§ **DO THIS**
Filter the records for lines holding the string "Your".

§ **Figure contents as structured data**

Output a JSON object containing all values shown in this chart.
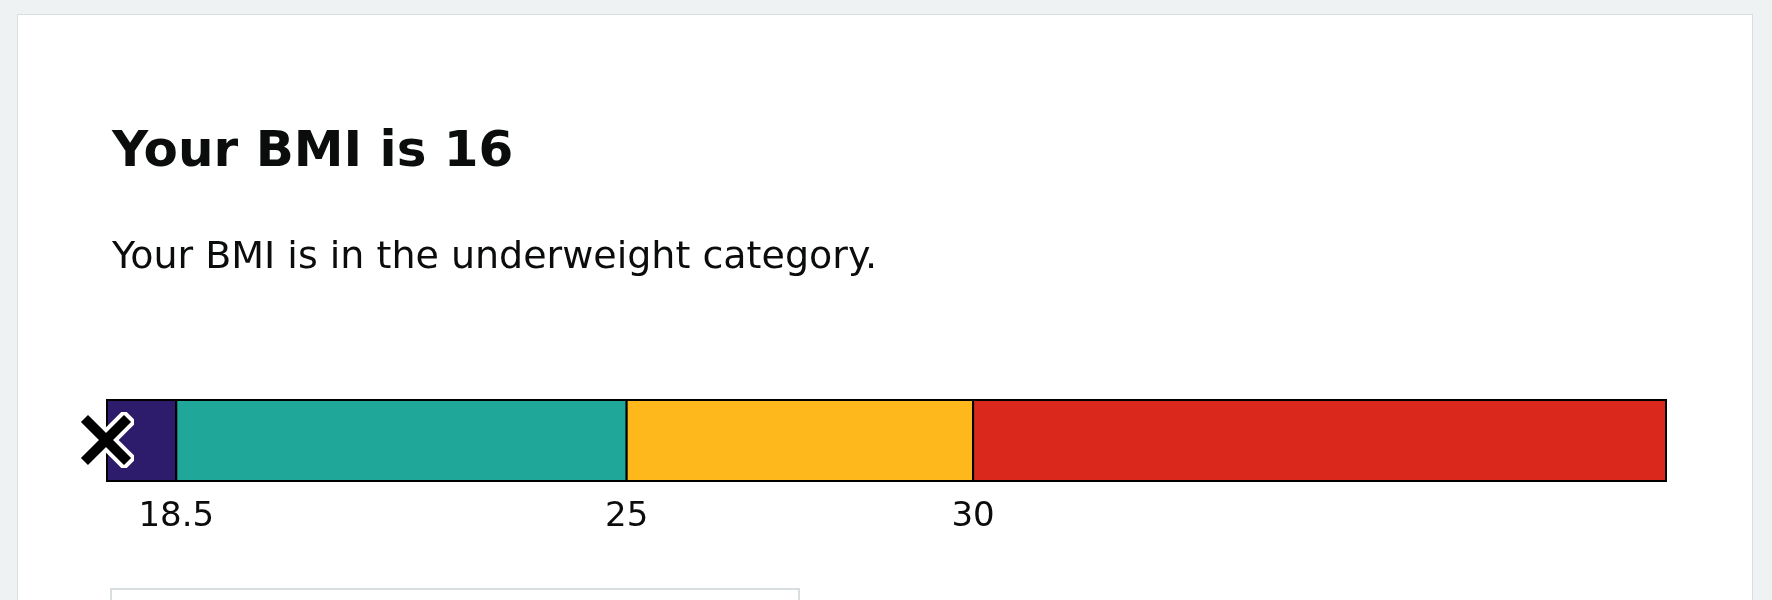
{
  "chart_data": {
    "type": "bar",
    "orientation": "horizontal",
    "title": "Your BMI is 16",
    "subtitle": "Your BMI is in the underweight category.",
    "categories": [
      null
    ],
    "series": [
      {
        "color": "#2d1b6b",
        "base": [
          17.5
        ],
        "values": [
          1
        ]
      },
      {
        "color": "#1fa899",
        "base": [
          18.5
        ],
        "values": [
          6.5
        ]
      },
      {
        "color": "#ffb81c",
        "base": [
          25
        ],
        "values": [
          5
        ]
      },
      {
        "color": "#da291c",
        "base": [
          30
        ],
        "values": [
          10
        ]
      }
    ],
    "xlim": [
      17.5,
      40
    ],
    "xticks": [
      18.5,
      25,
      30
    ]
  }
}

§ **EXERCISE OUTPUT**
    "title": "Your BMI is 16",
    "subtitle": "Your BMI is in the underweight category.",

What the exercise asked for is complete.